= TASK DESCRIPTION =
Where a line contains the word "Song", copy that line in full.

(Extracted records)
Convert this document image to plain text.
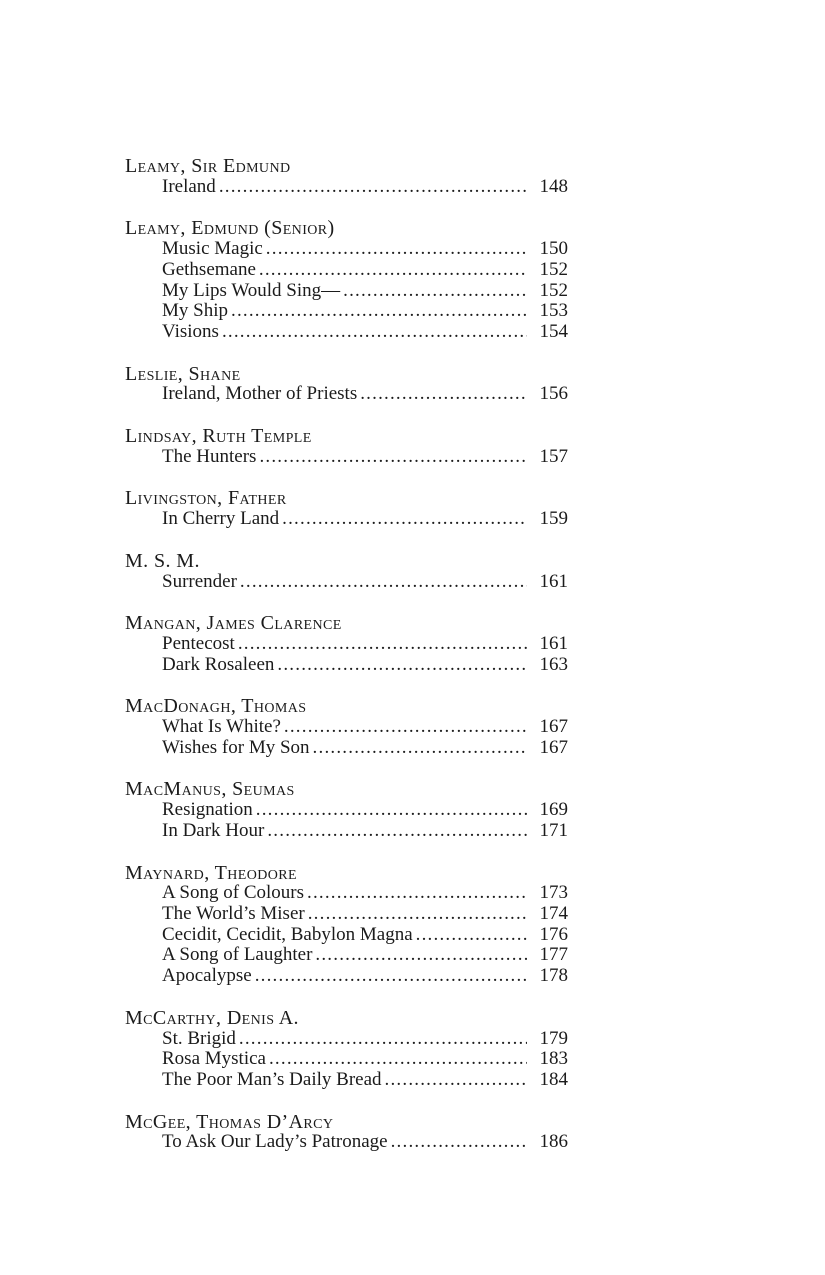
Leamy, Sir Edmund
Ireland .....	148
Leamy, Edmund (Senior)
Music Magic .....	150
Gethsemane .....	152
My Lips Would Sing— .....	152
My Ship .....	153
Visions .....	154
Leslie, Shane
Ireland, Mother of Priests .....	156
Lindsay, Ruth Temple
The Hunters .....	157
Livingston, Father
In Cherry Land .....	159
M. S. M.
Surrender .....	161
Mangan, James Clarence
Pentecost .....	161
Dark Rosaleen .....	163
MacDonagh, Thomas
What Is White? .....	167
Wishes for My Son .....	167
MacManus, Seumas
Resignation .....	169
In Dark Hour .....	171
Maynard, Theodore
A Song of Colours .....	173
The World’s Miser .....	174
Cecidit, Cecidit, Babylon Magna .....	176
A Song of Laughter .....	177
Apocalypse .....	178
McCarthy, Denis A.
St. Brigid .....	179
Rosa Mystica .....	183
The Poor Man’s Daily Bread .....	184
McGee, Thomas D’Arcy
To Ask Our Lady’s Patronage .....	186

= ANSWER TO THIS EXERCISE =
A Song of Colours .....	173
A Song of Laughter .....	177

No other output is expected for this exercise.